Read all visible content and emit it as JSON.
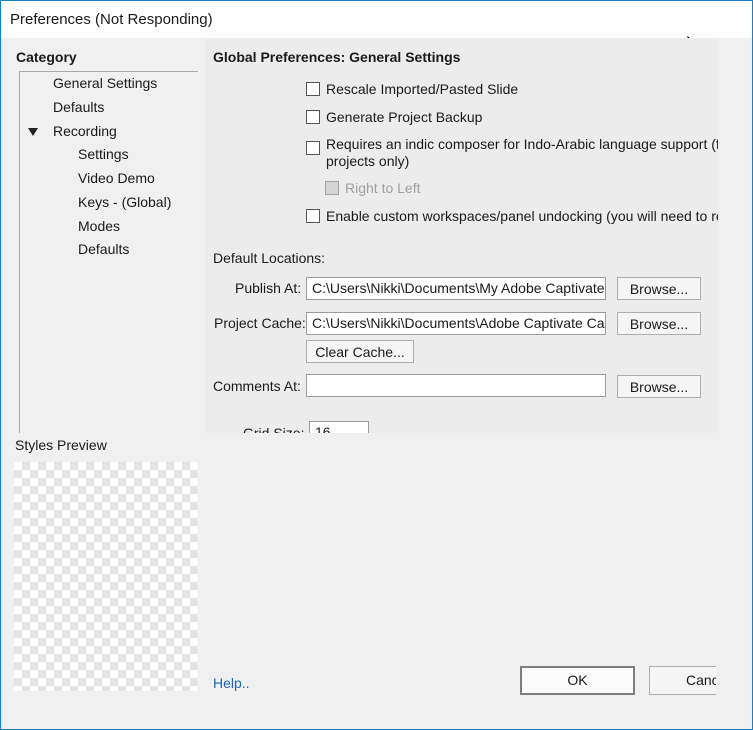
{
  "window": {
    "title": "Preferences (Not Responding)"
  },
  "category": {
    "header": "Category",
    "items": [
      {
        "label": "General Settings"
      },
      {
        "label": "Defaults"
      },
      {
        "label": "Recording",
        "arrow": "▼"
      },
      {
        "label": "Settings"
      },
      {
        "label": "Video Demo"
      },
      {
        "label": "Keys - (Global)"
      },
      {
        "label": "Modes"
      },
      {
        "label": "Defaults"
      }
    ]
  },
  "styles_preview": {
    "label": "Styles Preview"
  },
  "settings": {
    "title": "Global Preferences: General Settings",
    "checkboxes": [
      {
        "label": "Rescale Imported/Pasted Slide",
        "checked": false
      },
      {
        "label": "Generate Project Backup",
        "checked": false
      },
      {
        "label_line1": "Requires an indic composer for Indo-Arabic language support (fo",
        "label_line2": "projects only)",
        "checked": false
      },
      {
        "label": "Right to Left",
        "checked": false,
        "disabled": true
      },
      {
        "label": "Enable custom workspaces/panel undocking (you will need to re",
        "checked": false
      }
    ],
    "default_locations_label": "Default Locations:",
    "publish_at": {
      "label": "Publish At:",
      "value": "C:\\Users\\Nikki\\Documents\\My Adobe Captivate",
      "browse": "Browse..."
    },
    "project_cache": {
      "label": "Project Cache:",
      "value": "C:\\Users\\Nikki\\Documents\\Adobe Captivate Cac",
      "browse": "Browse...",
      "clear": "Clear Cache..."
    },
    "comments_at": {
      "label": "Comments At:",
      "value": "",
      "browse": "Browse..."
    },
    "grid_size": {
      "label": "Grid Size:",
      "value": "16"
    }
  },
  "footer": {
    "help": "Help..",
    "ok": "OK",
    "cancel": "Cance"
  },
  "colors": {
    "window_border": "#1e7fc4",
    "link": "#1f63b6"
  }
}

.....

What is required - From the data above, write out everything exactly except the pictures.

Expected answer -
Read all visible content and emit it as JSON.
{
  "window": {
    "title": "Preferences (Not Responding)"
  },
  "category": {
    "header": "Category",
    "items": [
      {
        "label": "General Settings"
      },
      {
        "label": "Defaults"
      },
      {
        "label": "Recording",
        "arrow": "▼"
      },
      {
        "label": "Settings"
      },
      {
        "label": "Video Demo"
      },
      {
        "label": "Keys - (Global)"
      },
      {
        "label": "Modes"
      },
      {
        "label": "Defaults"
      }
    ]
  },
  "styles_preview": {
    "label": "Styles Preview"
  },
  "settings": {
    "title": "Global Preferences: General Settings",
    "checkboxes": [
      {
        "label": "Rescale Imported/Pasted Slide",
        "checked": false
      },
      {
        "label": "Generate Project Backup",
        "checked": false
      },
      {
        "label_line1": "Requires an indic composer for Indo-Arabic language support (fo",
        "label_line2": "projects only)",
        "checked": false
      },
      {
        "label": "Right to Left",
        "checked": false,
        "disabled": true
      },
      {
        "label": "Enable custom workspaces/panel undocking (you will need to re",
        "checked": false
      }
    ],
    "default_locations_label": "Default Locations:",
    "publish_at": {
      "label": "Publish At:",
      "value": "C:\\Users\\Nikki\\Documents\\My Adobe Captivate",
      "browse": "Browse..."
    },
    "project_cache": {
      "label": "Project Cache:",
      "value": "C:\\Users\\Nikki\\Documents\\Adobe Captivate Cac",
      "browse": "Browse...",
      "clear": "Clear Cache..."
    },
    "comments_at": {
      "label": "Comments At:",
      "value": "",
      "browse": "Browse..."
    },
    "grid_size": {
      "label": "Grid Size:",
      "value": "16"
    }
  },
  "footer": {
    "help": "Help..",
    "ok": "OK",
    "cancel": "Cance"
  },
  "colors": {
    "window_border": "#1e7fc4",
    "link": "#1f63b6"
  }
}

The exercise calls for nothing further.